PROBLEM REQUIREMENTS: Write out the records that appear below, verbatim and complete, but without pictures.

ENTRIES SUPPLIED:
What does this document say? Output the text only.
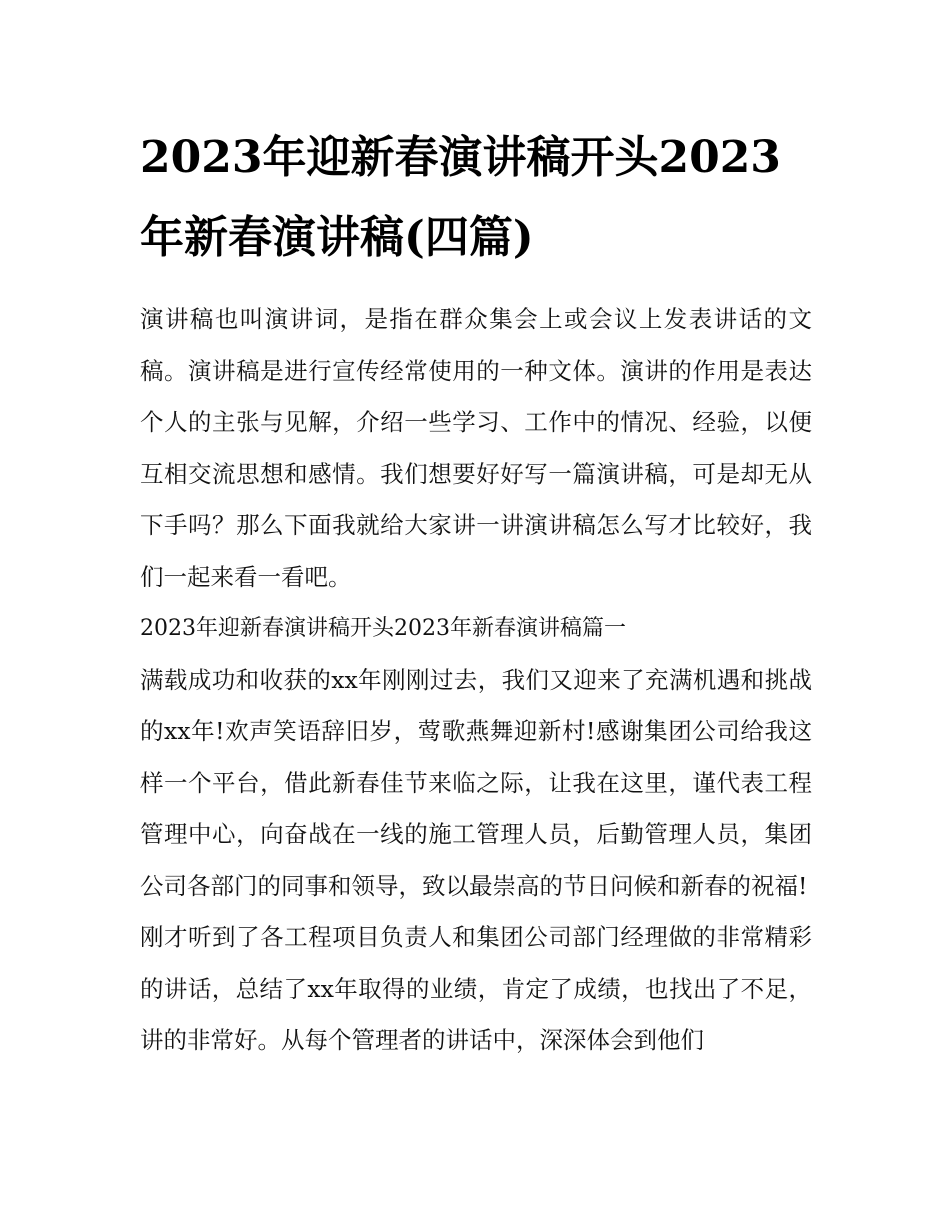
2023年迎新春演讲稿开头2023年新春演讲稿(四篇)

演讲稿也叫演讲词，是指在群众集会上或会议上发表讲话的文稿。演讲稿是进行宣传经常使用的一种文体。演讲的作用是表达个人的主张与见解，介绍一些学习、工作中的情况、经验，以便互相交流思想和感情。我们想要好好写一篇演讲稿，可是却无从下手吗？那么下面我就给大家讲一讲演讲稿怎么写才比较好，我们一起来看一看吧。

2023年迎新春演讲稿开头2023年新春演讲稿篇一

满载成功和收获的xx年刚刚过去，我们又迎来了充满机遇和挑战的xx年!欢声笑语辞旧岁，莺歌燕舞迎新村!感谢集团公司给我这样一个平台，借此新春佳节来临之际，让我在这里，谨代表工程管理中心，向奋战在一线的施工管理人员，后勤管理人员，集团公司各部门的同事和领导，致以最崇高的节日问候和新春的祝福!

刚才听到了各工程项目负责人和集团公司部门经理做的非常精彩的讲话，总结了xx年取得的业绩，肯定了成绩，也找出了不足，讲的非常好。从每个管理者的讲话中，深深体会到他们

RESULT OF THIS EXERCISE:
What does this document say? Output the text only.
2023年迎新春演讲稿开头2023年新春演讲稿(四篇)

演讲稿也叫演讲词，是指在群众集会上或会议上发表讲话的文稿。演讲稿是进行宣传经常使用的一种文体。演讲的作用是表达个人的主张与见解，介绍一些学习、工作中的情况、经验，以便互相交流思想和感情。我们想要好好写一篇演讲稿，可是却无从下手吗？那么下面我就给大家讲一讲演讲稿怎么写才比较好，我们一起来看一看吧。

2023年迎新春演讲稿开头2023年新春演讲稿篇一

满载成功和收获的xx年刚刚过去，我们又迎来了充满机遇和挑战的xx年!欢声笑语辞旧岁，莺歌燕舞迎新村!感谢集团公司给我这样一个平台，借此新春佳节来临之际，让我在这里，谨代表工程管理中心，向奋战在一线的施工管理人员，后勤管理人员，集团公司各部门的同事和领导，致以最崇高的节日问候和新春的祝福!

刚才听到了各工程项目负责人和集团公司部门经理做的非常精彩的讲话，总结了xx年取得的业绩，肯定了成绩，也找出了不足，讲的非常好。从每个管理者的讲话中，深深体会到他们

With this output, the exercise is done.